Given task | Look through the data and write out every line with the word "projects" in it.

****

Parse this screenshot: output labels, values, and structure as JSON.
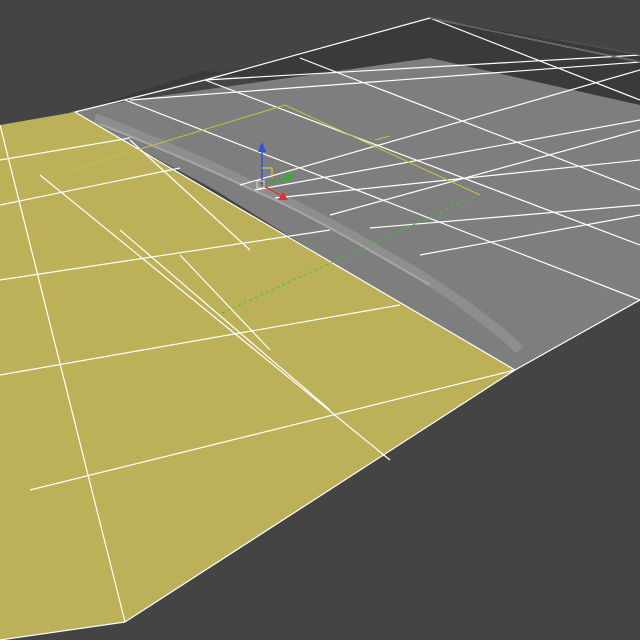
{
  "viewport": {
    "view": "perspective-3d",
    "background_color": "#444444",
    "ground_grid_color": "#565656"
  },
  "scene": {
    "selected_plane": {
      "name": "",
      "fill_color": "#BCB058",
      "wire_color": "#FFFFFF",
      "selected": true
    },
    "road_surface": {
      "name": "",
      "fill_color": "#7E7E7E",
      "wire_color": "#FFFFFF",
      "texture": "asphalt-road-strip"
    },
    "gizmo": {
      "type": "move-transform-gizmo",
      "axes": [
        {
          "name": "x",
          "color": "#E03030"
        },
        {
          "name": "y",
          "color": "#30B030"
        },
        {
          "name": "z",
          "color": "#3050E0"
        }
      ]
    },
    "bounding_box_color": "#C8C040",
    "pivot_line_color": "#33CC33"
  }
}
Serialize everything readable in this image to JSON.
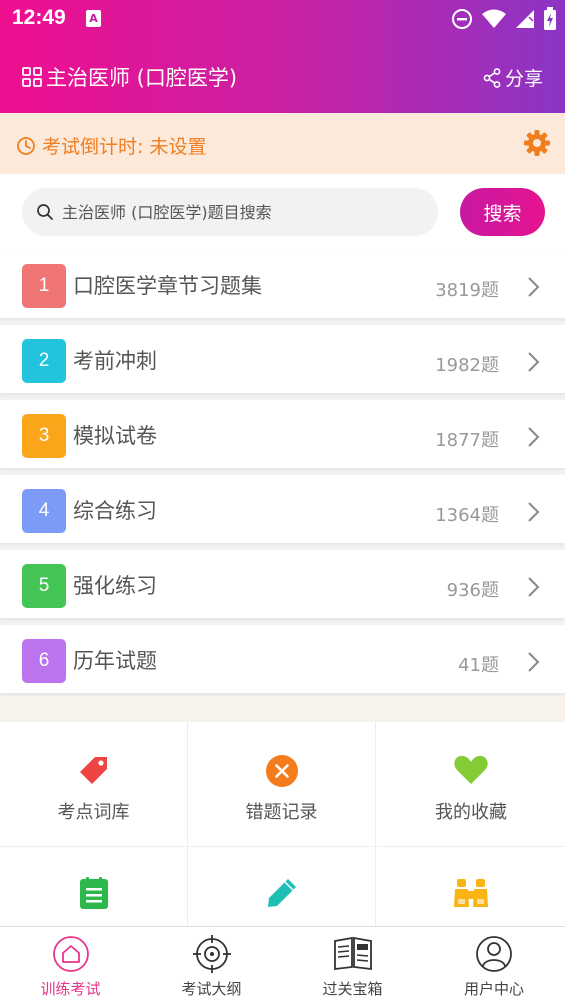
{
  "status_bar": {
    "time": "12:49",
    "app_badge": "A"
  },
  "header": {
    "title": "主治医师 (口腔医学)",
    "share_label": "分享"
  },
  "countdown": {
    "text": "考试倒计时: 未设置"
  },
  "search": {
    "placeholder": "主治医师 (口腔医学)题目搜索",
    "button_label": "搜索"
  },
  "list": [
    {
      "num": "1",
      "label": "口腔医学章节习题集",
      "count": "3819题",
      "color": "#f07676"
    },
    {
      "num": "2",
      "label": "考前冲刺",
      "count": "1982题",
      "color": "#22c3dc"
    },
    {
      "num": "3",
      "label": "模拟试卷",
      "count": "1877题",
      "color": "#fba51a"
    },
    {
      "num": "4",
      "label": "综合练习",
      "count": "1364题",
      "color": "#7c9bf6"
    },
    {
      "num": "5",
      "label": "强化练习",
      "count": "936题",
      "color": "#43c556"
    },
    {
      "num": "6",
      "label": "历年试题",
      "count": "41题",
      "color": "#bb74ee"
    }
  ],
  "grid": [
    {
      "label": "考点词库",
      "icon": "tag-icon",
      "color": "#ee4444"
    },
    {
      "label": "错题记录",
      "icon": "close-circle-icon",
      "color": "#f47c1c"
    },
    {
      "label": "我的收藏",
      "icon": "heart-icon",
      "color": "#84cc36"
    },
    {
      "label": "",
      "icon": "notes-icon",
      "color": "#2db84d"
    },
    {
      "label": "",
      "icon": "pencil-icon",
      "color": "#1ebfb5"
    },
    {
      "label": "",
      "icon": "binoculars-icon",
      "color": "#fbb416"
    }
  ],
  "tabs": [
    {
      "label": "训练考试",
      "icon": "home-icon",
      "active": true
    },
    {
      "label": "考试大纲",
      "icon": "target-icon",
      "active": false
    },
    {
      "label": "过关宝箱",
      "icon": "newspaper-icon",
      "active": false
    },
    {
      "label": "用户中心",
      "icon": "user-icon",
      "active": false
    }
  ],
  "colors": {
    "accent": "#e5148f",
    "countdown_text": "#f07d1e",
    "countdown_bg": "#fde9d9"
  }
}
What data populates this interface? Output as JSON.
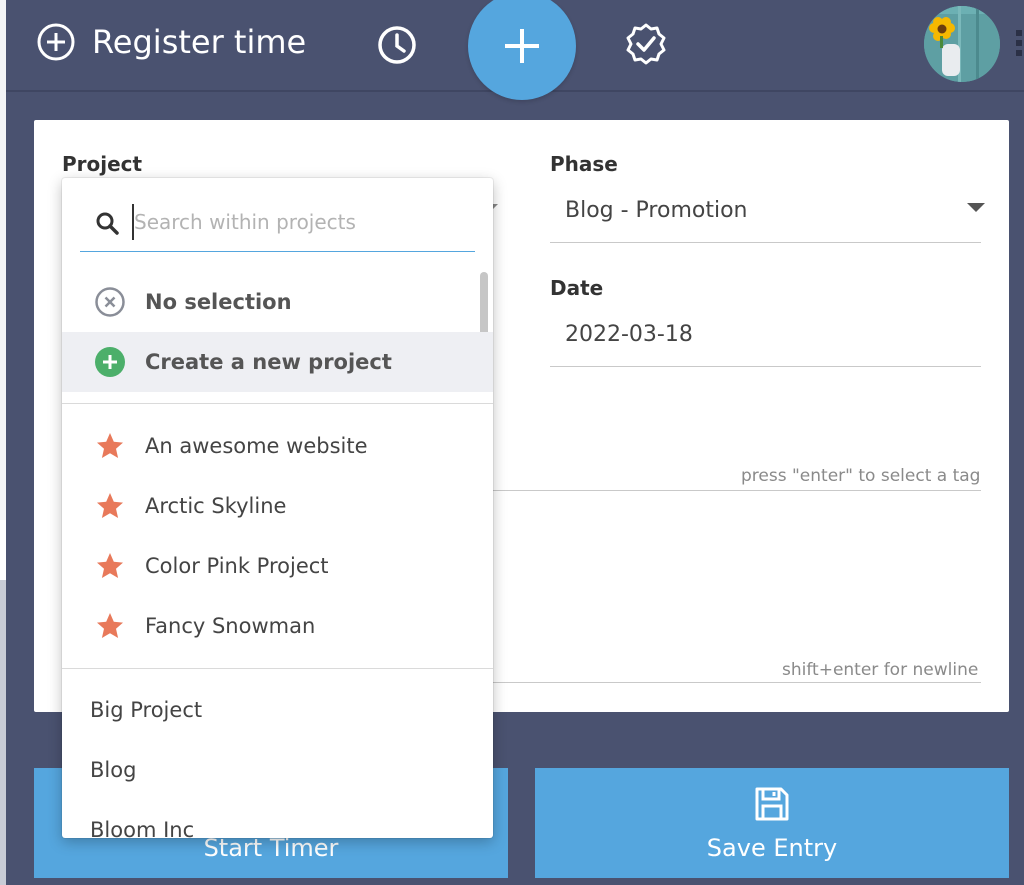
{
  "header": {
    "title": "Register time",
    "icons": {
      "title_icon": "plus-circle-icon",
      "clock": "clock-icon",
      "add": "plus-icon",
      "badge": "badge-check-icon",
      "avatar": "user-avatar",
      "more": "more-icon"
    }
  },
  "form": {
    "project_label": "Project",
    "phase_label": "Phase",
    "phase_value": "Blog - Promotion",
    "date_label": "Date",
    "date_value": "2022-03-18",
    "tags_hint": "press \"enter\" to select a tag",
    "description_hint": "shift+enter for newline"
  },
  "dropdown": {
    "search_placeholder": "Search within projects",
    "search_value": "",
    "no_selection": "No selection",
    "create_new": "Create a new project",
    "favorites": [
      "An awesome website",
      "Arctic Skyline",
      "Color Pink Project",
      "Fancy Snowman"
    ],
    "projects": [
      "Big Project",
      "Blog",
      "Bloom Inc"
    ]
  },
  "actions": {
    "start_timer": "Start Timer",
    "save_entry": "Save Entry"
  },
  "colors": {
    "header_bg": "#4a5270",
    "accent": "#55a6de",
    "star": "#e8795a",
    "create_green": "#4caf6a"
  }
}
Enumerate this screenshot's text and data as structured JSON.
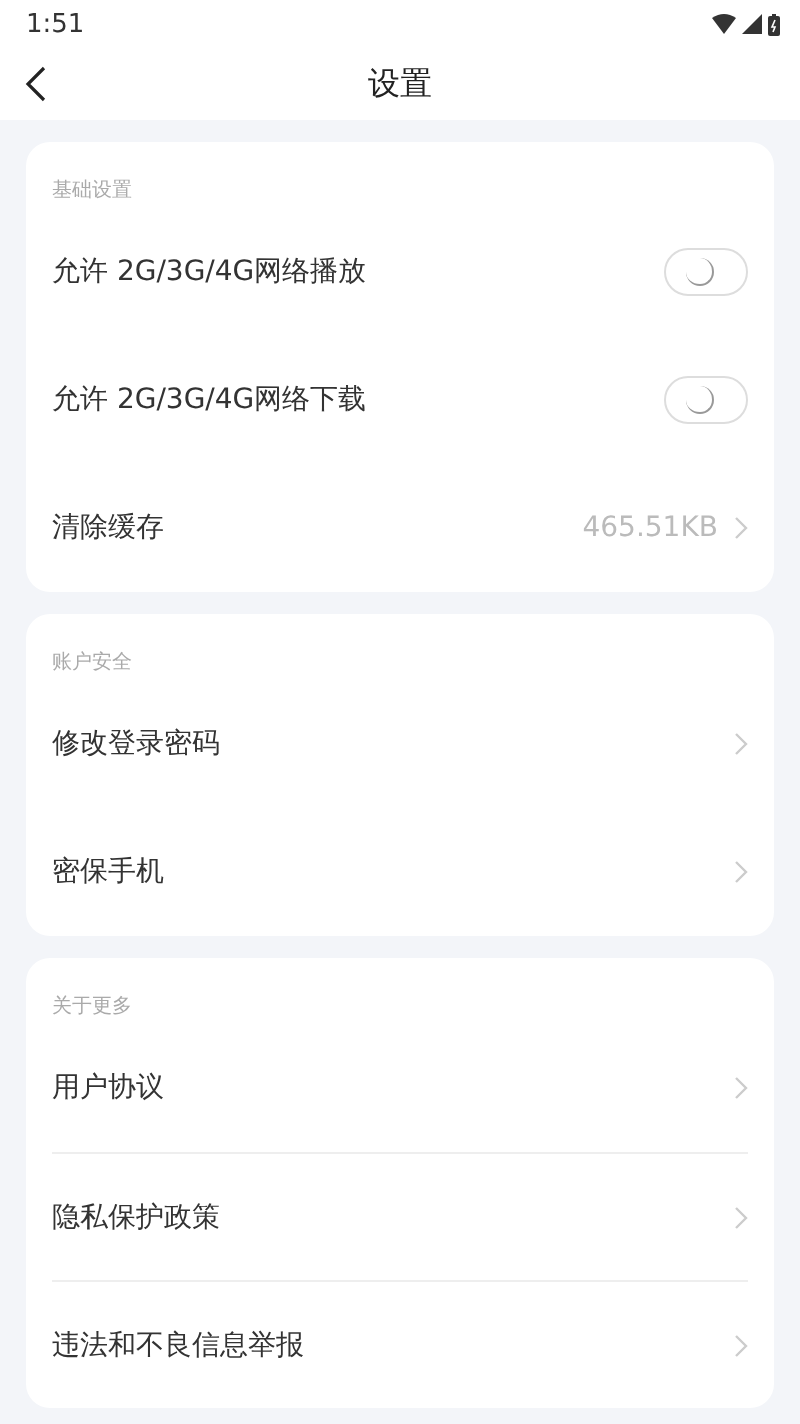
{
  "status_bar": {
    "time": "1:51"
  },
  "header": {
    "title": "设置"
  },
  "sections": [
    {
      "label": "基础设置",
      "dividers": false,
      "items": [
        {
          "kind": "toggle",
          "label": "允许 2G/3G/4G网络播放",
          "on": false
        },
        {
          "kind": "toggle",
          "label": "允许 2G/3G/4G网络下载",
          "on": false
        },
        {
          "kind": "value",
          "label": "清除缓存",
          "value": "465.51KB"
        }
      ]
    },
    {
      "label": "账户安全",
      "dividers": false,
      "items": [
        {
          "kind": "link",
          "label": "修改登录密码"
        },
        {
          "kind": "link",
          "label": "密保手机"
        }
      ]
    },
    {
      "label": "关于更多",
      "dividers": true,
      "items": [
        {
          "kind": "link",
          "label": "用户协议"
        },
        {
          "kind": "link",
          "label": "隐私保护政策"
        },
        {
          "kind": "link",
          "label": "违法和不良信息举报"
        }
      ]
    }
  ]
}
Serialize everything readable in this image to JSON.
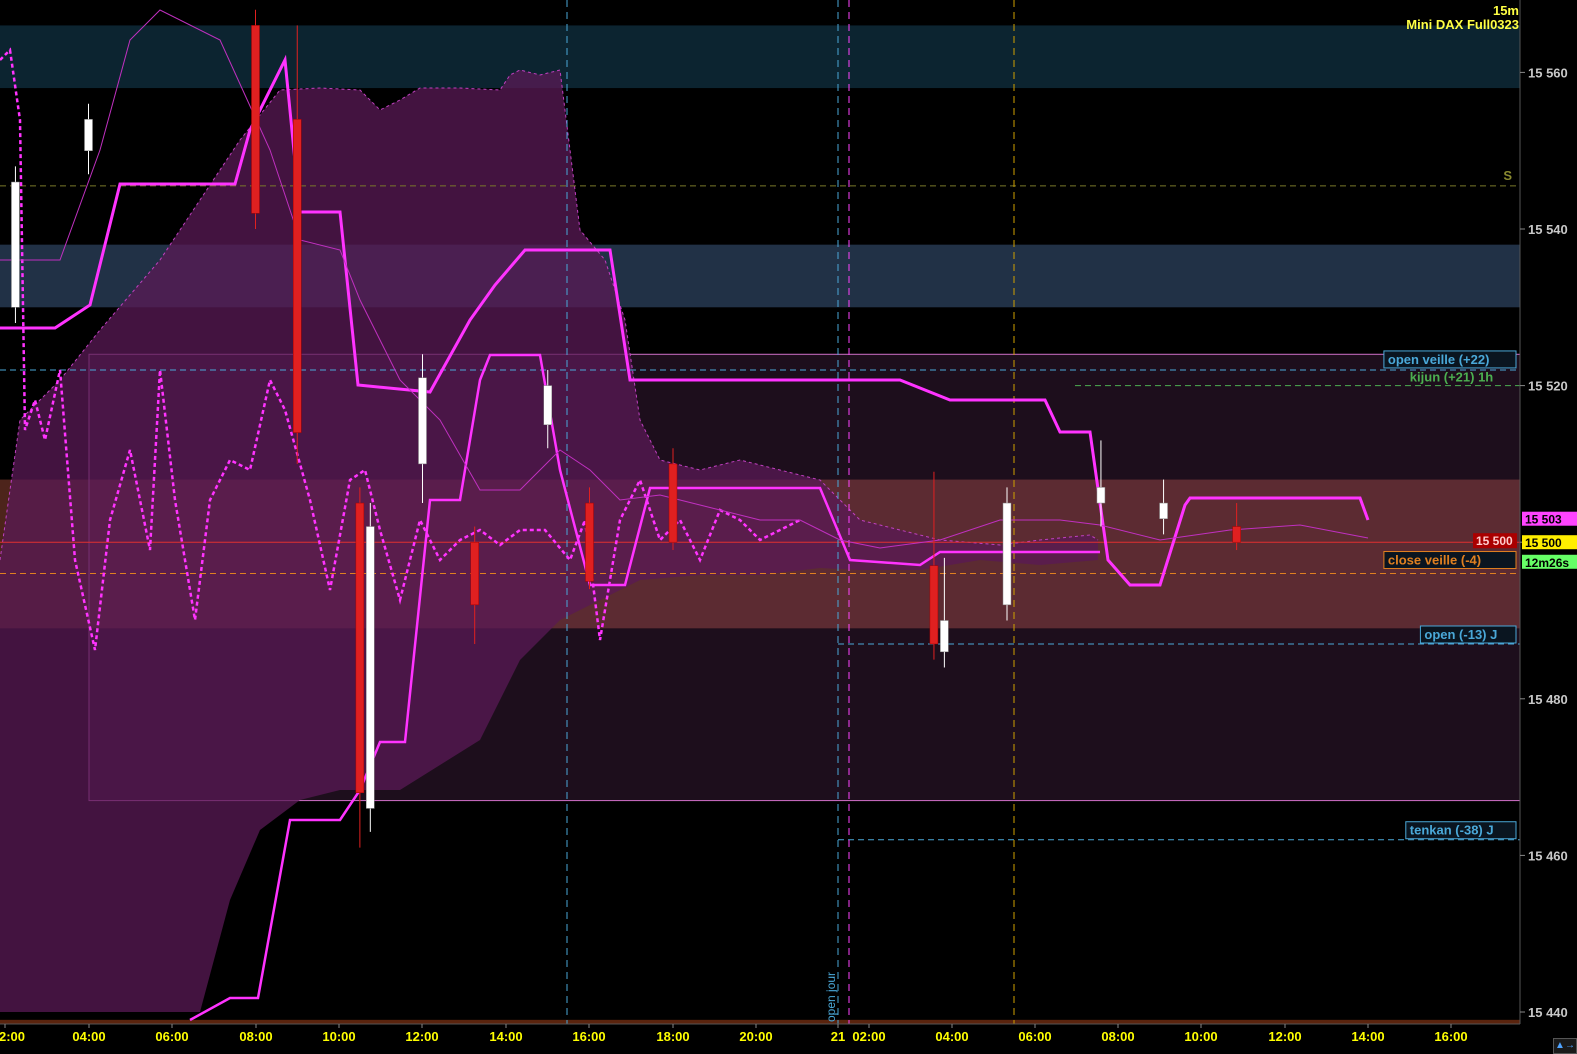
{
  "instrument": {
    "timeframe": "15m",
    "name": "Mini DAX Full0323"
  },
  "colors": {
    "background": "#000000",
    "up_candle": "#ffffff",
    "down_candle": "#e02020",
    "kumo": "#5a1a50",
    "kijun_tenkan": "#ff33ff",
    "axis_text": "#ffff00"
  },
  "scroll_button_icon": "scroll-right-icon",
  "chart_data": {
    "type": "candlestick",
    "title": "",
    "x_ticks": [
      "2:00",
      "04:00",
      "06:00",
      "08:00",
      "10:00",
      "12:00",
      "14:00",
      "16:00",
      "18:00",
      "20:00",
      "21",
      "02:00",
      "04:00",
      "06:00",
      "08:00",
      "10:00",
      "12:00",
      "14:00",
      "16:00"
    ],
    "y_ticks": [
      "15 560",
      "15 540",
      "15 520",
      "15 500",
      "15 480",
      "15 460",
      "15 440"
    ],
    "ylim": [
      15437,
      15566
    ],
    "grid": false,
    "price_tags": [
      {
        "text": "15 503",
        "value": 15503,
        "color": "#ff44ff"
      },
      {
        "text": "15 500",
        "value": 15500,
        "color": "#ffee00"
      },
      {
        "text": "12m26s",
        "value": 15497.5,
        "color": "#66ff66"
      }
    ],
    "current_price_label": {
      "text": "15 500",
      "value": 15500
    },
    "horizontal_levels": [
      {
        "label": "S",
        "value": 15545.5,
        "color": "#7a7a2a"
      },
      {
        "label": "open veille (+22)",
        "value": 15522,
        "color": "#4aa8d8"
      },
      {
        "label": "kijun (+21) 1h",
        "value": 15520,
        "color": "#4caf50"
      },
      {
        "label": "close veille (-4)",
        "value": 15496,
        "color": "#e08020"
      },
      {
        "label": "open (-13) J",
        "value": 15487,
        "color": "#4aa8d8"
      },
      {
        "label": "tenkan (-38) J",
        "value": 15462,
        "color": "#4aa8d8"
      }
    ],
    "vertical_markers": [
      {
        "label": "",
        "x": "15:30",
        "color": "#4aa8d8"
      },
      {
        "label": "open jour",
        "x": "00:00",
        "color": "#4aa8d8"
      },
      {
        "label": "",
        "x": "00:15",
        "color": "#ff44ff"
      },
      {
        "label": "",
        "x": "05:30",
        "color": "#d0a000"
      }
    ],
    "zones": [
      {
        "from": 15558,
        "to": 15566,
        "color": "#0e2a38"
      },
      {
        "from": 15530,
        "to": 15538,
        "color": "#273a52"
      },
      {
        "from": 15489,
        "to": 15508,
        "color": "#5a2a20"
      },
      {
        "from": 15437,
        "to": 15439,
        "color": "#6a2a10"
      }
    ],
    "candles_sample": [
      {
        "t": "02:15",
        "o": 15530,
        "h": 15548,
        "l": 15528,
        "c": 15546
      },
      {
        "t": "04:00",
        "o": 15550,
        "h": 15556,
        "l": 15547,
        "c": 15554
      },
      {
        "t": "08:00",
        "o": 15566,
        "h": 15568,
        "l": 15540,
        "c": 15542
      },
      {
        "t": "09:00",
        "o": 15554,
        "h": 15566,
        "l": 15510,
        "c": 15514
      },
      {
        "t": "10:30",
        "o": 15505,
        "h": 15507,
        "l": 15461,
        "c": 15468
      },
      {
        "t": "10:45",
        "o": 15466,
        "h": 15505,
        "l": 15463,
        "c": 15502
      },
      {
        "t": "12:00",
        "o": 15510,
        "h": 15524,
        "l": 15505,
        "c": 15521
      },
      {
        "t": "13:15",
        "o": 15500,
        "h": 15502,
        "l": 15487,
        "c": 15492
      },
      {
        "t": "15:00",
        "o": 15515,
        "h": 15522,
        "l": 15512,
        "c": 15520
      },
      {
        "t": "16:00",
        "o": 15505,
        "h": 15507,
        "l": 15494,
        "c": 15495
      },
      {
        "t": "18:00",
        "o": 15510,
        "h": 15512,
        "l": 15499,
        "c": 15500
      },
      {
        "t": "00:15",
        "o": 15497,
        "h": 15509,
        "l": 15485,
        "c": 15487
      },
      {
        "t": "00:30",
        "o": 15486,
        "h": 15498,
        "l": 15484,
        "c": 15490
      },
      {
        "t": "02:00",
        "o": 15492,
        "h": 15507,
        "l": 15490,
        "c": 15505
      },
      {
        "t": "04:15",
        "o": 15505,
        "h": 15513,
        "l": 15502,
        "c": 15507
      },
      {
        "t": "05:45",
        "o": 15503,
        "h": 15508,
        "l": 15501,
        "c": 15505
      },
      {
        "t": "07:30",
        "o": 15502,
        "h": 15505,
        "l": 15499,
        "c": 15500
      }
    ]
  }
}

****

Task output |
    "search_placeholder": "Search within projects",
    "projects": [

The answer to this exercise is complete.